* Исходный фрагмент:
-----

Возможно ли, однако, принятие нового Уголовного кодекса без изменения содержания государственно-политического и общественного строя? Да, возможно. В единственном случае - при кардинальной смене уголовной политики, вызванной также кардинальными изменениями государственного и общественно-политического плана. Так было, например, в 1960 г. Как и Основы уголовного законодательства Союза ССР и союзных республик 1958 г., принятый тогда Уголовный кодекс знаменовал отказ от самых тяжких наследий сталинизма в уголовно-правовой сфере (например, отказ от применения уголовного закона по аналогии, значительную декриминализацию: уголовная ответственность была отменена за более чем сорок деяний, невиданная для того времени либерализация системы наказаний), что в соединении с новым уголовно-процессуальным законодательством (с его отказом от внесудебных мер уголовного преследования) означало значительный шаг вперед в направлении демократизации социалистического общества (то, что именуется "хрущевской оттепелью"). В этом случае произошло действительно кардинальное изменение уголовной политики. В настоящее же время таких кардинальных изменений, требующих адекватного отражения в уголовном законодательстве, не просматривается (по крайней мере, с такими конкретными предложениями "революционного" характера представители уголовно-правовой, криминологической и пенитенциарной науки не выступали)*(3).

-----

* Материал:
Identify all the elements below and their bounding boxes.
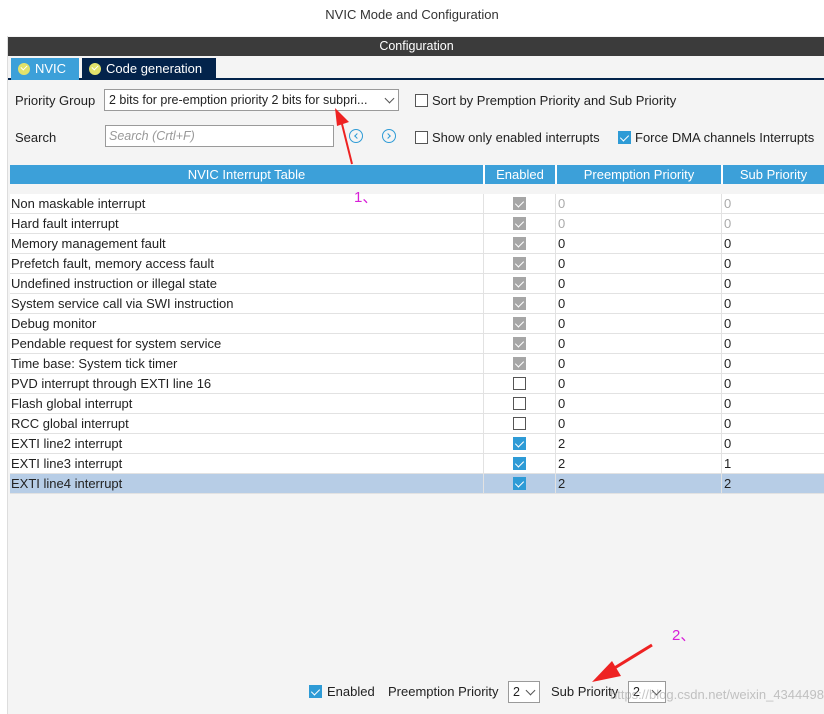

-----

* Задание 1:
Определите, соответствуют ли исходному фрагменту утверждения (а), (б) и (в). Ответ на каждое из них дайте словом «да» или «нет» и подтвердите его точной цитатой из фрагмента.
(а) Принятие нового Уголовного кодекса без изменения государственно-политического и общественного строя невозможно ни в каком случае.
(б) Среди примеров отказа от наследий сталинизма названа отмена уголовной ответственности более чем за сорок деяний.
(в) В настоящее время кардинальных изменений, требующих отражения в уголовном законодательстве, не просматривается.
* Задание 2: Изложите содержание исходного фрагмента в двух предложениях.
Используйте только исходный фрагмент.

* Правильный ответ 1:
(а) Нет: «Да, возможно.»
(б) Да: «уголовная ответственность была отменена за более чем сорок деяний»
(в) Да: «В настоящее же время таких кардинальных изменений, требующих адекватного отражения в уголовном законодательстве, не просматривается»

* Правильный ответ 2: Новый Уголовный кодекс можно принять без изменения государственно-политического и общественного строя лишь при кардинальной смене уголовной политики. Так было в 1960 г., когда кодекс знаменовал отказ от самых тяжких наследий сталинизма в уголовно-правовой сфере, однако в настоящее время таких кардинальных изменений не просматривается.